Records that describe figures:
——————————

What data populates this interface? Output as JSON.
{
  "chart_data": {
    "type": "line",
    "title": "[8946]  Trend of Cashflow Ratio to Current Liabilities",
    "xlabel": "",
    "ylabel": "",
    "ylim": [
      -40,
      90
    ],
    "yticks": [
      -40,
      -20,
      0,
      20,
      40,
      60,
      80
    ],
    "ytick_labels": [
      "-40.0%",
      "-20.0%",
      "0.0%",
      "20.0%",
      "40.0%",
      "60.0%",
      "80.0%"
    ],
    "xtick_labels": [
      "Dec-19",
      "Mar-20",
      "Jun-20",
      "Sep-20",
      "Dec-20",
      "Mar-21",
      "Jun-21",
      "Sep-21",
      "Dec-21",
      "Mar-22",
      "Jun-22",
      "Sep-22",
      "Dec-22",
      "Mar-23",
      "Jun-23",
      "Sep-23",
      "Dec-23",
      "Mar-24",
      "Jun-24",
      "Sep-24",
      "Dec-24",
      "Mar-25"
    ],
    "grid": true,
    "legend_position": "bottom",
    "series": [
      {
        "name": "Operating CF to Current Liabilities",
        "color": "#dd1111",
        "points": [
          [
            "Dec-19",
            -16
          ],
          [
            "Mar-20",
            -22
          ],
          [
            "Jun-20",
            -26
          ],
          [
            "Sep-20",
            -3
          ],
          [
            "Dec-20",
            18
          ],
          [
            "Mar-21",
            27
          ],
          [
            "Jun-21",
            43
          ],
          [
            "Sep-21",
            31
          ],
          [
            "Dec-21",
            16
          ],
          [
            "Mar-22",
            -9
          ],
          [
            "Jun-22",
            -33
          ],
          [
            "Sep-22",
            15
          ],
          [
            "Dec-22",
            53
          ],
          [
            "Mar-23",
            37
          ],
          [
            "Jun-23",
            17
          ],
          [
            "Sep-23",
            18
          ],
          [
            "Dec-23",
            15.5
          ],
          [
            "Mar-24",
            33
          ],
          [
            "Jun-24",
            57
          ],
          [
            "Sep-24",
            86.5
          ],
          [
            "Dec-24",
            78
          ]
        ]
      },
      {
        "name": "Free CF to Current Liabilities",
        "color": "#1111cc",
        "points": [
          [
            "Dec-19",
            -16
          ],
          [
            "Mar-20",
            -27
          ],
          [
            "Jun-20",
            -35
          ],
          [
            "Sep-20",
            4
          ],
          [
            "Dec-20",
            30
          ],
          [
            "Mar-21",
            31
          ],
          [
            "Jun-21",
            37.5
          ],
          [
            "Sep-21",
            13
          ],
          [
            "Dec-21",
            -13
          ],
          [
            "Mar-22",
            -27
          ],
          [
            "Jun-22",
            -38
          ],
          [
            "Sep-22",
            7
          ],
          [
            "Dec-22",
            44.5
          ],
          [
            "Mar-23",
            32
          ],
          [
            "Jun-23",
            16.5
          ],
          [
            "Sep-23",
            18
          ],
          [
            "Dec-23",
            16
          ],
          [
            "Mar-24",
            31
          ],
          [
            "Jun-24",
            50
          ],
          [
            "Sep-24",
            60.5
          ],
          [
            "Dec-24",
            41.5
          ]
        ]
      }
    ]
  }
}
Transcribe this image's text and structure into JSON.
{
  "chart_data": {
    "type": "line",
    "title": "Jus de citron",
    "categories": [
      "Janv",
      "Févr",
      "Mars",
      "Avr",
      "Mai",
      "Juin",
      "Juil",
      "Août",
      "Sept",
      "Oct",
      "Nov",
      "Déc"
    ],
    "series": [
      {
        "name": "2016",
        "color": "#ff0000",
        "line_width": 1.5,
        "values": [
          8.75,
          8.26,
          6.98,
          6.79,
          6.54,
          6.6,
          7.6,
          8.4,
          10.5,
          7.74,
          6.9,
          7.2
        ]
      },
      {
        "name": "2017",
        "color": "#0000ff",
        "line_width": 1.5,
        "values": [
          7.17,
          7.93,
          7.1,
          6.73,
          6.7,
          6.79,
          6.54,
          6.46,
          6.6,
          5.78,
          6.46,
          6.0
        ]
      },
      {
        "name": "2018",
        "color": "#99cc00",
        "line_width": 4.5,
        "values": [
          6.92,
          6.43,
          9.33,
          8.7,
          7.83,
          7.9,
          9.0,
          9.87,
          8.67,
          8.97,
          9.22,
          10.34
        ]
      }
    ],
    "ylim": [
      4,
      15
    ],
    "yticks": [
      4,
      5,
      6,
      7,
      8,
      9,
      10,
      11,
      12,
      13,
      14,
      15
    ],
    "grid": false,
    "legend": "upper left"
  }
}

——————————

## What is expected
Find the line that contains "Transcribe this image's". Repeat it and every line after it, exactly as written, up to and including the last line of the records above.

## The response
Transcribe this image's text and structure into JSON.
{
  "chart_data": {
    "type": "line",
    "title": "Jus de citron",
    "categories": [
      "Janv",
      "Févr",
      "Mars",
      "Avr",
      "Mai",
      "Juin",
      "Juil",
      "Août",
      "Sept",
      "Oct",
      "Nov",
      "Déc"
    ],
    "series": [
      {
        "name": "2016",
        "color": "#ff0000",
        "line_width": 1.5,
        "values": [
          8.75,
          8.26,
          6.98,
          6.79,
          6.54,
          6.6,
          7.6,
          8.4,
          10.5,
          7.74,
          6.9,
          7.2
        ]
      },
      {
        "name": "2017",
        "color": "#0000ff",
        "line_width": 1.5,
        "values": [
          7.17,
          7.93,
          7.1,
          6.73,
          6.7,
          6.79,
          6.54,
          6.46,
          6.6,
          5.78,
          6.46,
          6.0
        ]
      },
      {
        "name": "2018",
        "color": "#99cc00",
        "line_width": 4.5,
        "values": [
          6.92,
          6.43,
          9.33,
          8.7,
          7.83,
          7.9,
          9.0,
          9.87,
          8.67,
          8.97,
          9.22,
          10.34
        ]
      }
    ],
    "ylim": [
      4,
      15
    ],
    "yticks": [
      4,
      5,
      6,
      7,
      8,
      9,
      10,
      11,
      12,
      13,
      14,
      15
    ],
    "grid": false,
    "legend": "upper left"
  }
}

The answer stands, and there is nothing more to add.